* START Records shown *

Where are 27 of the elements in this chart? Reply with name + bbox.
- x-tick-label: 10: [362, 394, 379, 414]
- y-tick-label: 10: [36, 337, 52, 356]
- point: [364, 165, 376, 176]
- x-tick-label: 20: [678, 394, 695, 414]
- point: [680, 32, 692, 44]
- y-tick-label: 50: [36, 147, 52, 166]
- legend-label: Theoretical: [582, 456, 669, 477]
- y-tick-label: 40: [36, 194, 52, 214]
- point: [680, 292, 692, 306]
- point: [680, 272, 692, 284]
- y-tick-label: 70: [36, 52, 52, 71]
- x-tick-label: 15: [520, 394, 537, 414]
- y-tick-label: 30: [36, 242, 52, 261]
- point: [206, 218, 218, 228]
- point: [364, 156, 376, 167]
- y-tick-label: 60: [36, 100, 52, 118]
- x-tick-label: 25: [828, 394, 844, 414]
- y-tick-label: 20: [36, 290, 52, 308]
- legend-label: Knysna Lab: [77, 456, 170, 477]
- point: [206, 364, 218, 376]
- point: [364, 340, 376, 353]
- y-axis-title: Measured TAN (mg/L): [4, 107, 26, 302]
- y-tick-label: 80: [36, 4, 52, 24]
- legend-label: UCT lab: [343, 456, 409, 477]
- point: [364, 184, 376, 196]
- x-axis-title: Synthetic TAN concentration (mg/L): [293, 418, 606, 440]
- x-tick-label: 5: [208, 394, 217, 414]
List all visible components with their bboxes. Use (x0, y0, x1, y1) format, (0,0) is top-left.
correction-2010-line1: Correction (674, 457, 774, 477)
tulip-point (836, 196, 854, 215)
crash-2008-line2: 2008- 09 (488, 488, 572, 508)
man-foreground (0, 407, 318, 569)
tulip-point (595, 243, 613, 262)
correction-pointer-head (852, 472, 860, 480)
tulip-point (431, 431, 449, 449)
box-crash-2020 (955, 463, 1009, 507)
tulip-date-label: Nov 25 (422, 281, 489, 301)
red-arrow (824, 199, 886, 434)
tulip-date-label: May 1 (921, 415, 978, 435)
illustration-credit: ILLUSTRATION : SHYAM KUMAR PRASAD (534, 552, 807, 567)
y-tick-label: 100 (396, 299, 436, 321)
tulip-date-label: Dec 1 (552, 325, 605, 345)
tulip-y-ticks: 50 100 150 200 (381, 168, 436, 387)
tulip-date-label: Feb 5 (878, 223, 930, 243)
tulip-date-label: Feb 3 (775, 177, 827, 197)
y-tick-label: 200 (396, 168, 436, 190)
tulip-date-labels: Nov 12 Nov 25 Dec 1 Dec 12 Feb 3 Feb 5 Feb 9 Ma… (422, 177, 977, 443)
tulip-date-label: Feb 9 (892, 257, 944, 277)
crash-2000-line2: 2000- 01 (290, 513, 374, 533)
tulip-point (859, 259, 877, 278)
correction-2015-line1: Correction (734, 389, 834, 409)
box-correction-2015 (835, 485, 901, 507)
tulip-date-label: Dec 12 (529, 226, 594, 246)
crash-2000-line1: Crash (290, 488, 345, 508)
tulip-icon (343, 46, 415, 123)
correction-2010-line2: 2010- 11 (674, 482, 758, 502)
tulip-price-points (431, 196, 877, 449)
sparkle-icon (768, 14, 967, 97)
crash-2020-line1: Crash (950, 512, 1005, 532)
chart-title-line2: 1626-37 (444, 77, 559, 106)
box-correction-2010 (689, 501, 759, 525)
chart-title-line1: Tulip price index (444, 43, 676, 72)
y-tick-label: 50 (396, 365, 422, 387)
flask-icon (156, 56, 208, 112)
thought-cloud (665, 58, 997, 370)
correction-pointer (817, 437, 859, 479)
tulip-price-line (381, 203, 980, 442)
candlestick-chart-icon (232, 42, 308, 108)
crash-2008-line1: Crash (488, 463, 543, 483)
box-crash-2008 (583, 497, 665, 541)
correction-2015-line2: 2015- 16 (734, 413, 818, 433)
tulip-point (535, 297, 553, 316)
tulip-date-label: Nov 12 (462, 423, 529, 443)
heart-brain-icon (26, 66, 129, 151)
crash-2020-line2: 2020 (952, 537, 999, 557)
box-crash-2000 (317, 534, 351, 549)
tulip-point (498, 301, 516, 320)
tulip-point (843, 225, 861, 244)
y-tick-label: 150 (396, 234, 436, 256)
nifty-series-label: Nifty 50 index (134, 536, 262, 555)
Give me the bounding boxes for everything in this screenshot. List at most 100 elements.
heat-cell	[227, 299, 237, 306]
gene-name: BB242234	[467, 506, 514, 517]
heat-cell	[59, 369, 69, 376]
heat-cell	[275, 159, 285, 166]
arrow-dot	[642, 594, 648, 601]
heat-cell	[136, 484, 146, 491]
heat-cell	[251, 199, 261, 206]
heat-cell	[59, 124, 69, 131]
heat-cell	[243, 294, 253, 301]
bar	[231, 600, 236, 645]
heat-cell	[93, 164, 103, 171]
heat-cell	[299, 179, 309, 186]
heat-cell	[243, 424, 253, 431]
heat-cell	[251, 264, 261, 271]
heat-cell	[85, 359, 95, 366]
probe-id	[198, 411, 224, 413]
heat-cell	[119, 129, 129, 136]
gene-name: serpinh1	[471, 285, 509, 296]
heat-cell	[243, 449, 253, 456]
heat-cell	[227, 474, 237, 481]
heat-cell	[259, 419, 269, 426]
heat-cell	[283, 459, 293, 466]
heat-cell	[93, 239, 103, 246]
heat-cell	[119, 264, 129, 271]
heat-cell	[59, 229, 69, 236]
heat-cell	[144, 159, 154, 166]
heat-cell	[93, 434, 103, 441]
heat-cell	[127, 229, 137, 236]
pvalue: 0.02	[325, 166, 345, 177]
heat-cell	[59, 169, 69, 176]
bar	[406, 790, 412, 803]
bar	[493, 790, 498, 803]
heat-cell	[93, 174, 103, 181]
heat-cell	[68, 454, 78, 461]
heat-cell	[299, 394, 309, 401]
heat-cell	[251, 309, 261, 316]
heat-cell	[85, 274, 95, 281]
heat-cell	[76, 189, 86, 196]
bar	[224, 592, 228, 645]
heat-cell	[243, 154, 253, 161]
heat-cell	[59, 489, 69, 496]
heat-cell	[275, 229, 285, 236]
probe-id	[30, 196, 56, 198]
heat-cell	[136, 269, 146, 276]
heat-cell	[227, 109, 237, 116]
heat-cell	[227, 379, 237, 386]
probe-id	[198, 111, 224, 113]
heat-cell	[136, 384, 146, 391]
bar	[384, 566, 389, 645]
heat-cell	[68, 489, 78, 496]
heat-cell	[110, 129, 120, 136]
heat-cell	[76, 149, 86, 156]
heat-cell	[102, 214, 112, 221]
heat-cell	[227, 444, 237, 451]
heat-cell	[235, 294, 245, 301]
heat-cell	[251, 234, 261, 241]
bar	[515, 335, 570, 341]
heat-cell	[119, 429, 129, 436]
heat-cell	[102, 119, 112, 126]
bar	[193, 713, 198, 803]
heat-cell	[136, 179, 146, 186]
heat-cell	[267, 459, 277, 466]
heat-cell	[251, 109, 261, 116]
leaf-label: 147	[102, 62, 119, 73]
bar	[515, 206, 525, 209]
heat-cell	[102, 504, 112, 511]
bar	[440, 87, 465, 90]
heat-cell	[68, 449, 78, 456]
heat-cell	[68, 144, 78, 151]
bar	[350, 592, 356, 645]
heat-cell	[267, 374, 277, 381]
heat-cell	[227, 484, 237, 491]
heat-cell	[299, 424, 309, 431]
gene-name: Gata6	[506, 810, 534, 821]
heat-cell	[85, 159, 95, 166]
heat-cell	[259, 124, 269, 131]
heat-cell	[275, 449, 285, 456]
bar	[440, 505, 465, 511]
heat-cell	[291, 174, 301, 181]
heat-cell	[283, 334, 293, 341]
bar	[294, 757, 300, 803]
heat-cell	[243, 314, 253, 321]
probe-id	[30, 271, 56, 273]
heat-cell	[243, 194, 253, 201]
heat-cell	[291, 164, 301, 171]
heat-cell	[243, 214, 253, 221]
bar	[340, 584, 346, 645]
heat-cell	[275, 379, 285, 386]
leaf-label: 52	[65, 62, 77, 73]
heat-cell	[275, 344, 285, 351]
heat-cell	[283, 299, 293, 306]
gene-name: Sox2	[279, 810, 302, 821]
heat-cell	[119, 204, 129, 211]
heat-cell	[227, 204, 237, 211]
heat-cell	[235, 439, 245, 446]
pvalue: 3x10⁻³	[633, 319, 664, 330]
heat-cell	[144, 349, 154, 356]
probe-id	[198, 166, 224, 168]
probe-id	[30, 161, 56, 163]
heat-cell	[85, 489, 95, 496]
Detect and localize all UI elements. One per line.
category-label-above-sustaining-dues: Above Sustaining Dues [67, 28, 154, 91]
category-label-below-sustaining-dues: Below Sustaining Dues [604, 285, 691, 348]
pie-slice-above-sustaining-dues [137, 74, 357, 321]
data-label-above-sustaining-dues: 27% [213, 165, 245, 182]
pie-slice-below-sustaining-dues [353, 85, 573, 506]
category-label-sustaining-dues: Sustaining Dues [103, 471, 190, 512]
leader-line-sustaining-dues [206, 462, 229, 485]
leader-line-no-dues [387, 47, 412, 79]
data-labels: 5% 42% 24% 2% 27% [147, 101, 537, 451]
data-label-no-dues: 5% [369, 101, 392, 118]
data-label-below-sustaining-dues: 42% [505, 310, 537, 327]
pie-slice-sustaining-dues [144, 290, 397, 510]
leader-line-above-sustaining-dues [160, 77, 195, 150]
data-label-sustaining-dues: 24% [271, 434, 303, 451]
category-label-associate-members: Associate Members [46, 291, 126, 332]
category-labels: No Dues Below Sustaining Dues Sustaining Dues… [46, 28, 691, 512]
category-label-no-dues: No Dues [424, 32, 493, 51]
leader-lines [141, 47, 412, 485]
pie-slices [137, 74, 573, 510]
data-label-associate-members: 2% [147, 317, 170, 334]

* END Records shown *

__Work to be completed__: Reproduce the rows above verbatim, from the first one through the line containing "- y-tick-label: 80: [36, 4, 52, 24]", including both.

__Output below__:
Where are 27 of the elements in this chart? Reply with name + bbox.
- x-tick-label: 10: [362, 394, 379, 414]
- y-tick-label: 10: [36, 337, 52, 356]
- point: [364, 165, 376, 176]
- x-tick-label: 20: [678, 394, 695, 414]
- point: [680, 32, 692, 44]
- y-tick-label: 50: [36, 147, 52, 166]
- legend-label: Theoretical: [582, 456, 669, 477]
- y-tick-label: 40: [36, 194, 52, 214]
- point: [680, 292, 692, 306]
- point: [680, 272, 692, 284]
- y-tick-label: 70: [36, 52, 52, 71]
- x-tick-label: 15: [520, 394, 537, 414]
- y-tick-label: 30: [36, 242, 52, 261]
- point: [206, 218, 218, 228]
- point: [364, 156, 376, 167]
- y-tick-label: 60: [36, 100, 52, 118]
- x-tick-label: 25: [828, 394, 844, 414]
- y-tick-label: 20: [36, 290, 52, 308]
- legend-label: Knysna Lab: [77, 456, 170, 477]
- point: [206, 364, 218, 376]
- point: [364, 340, 376, 353]
- y-axis-title: Measured TAN (mg/L): [4, 107, 26, 302]
- y-tick-label: 80: [36, 4, 52, 24]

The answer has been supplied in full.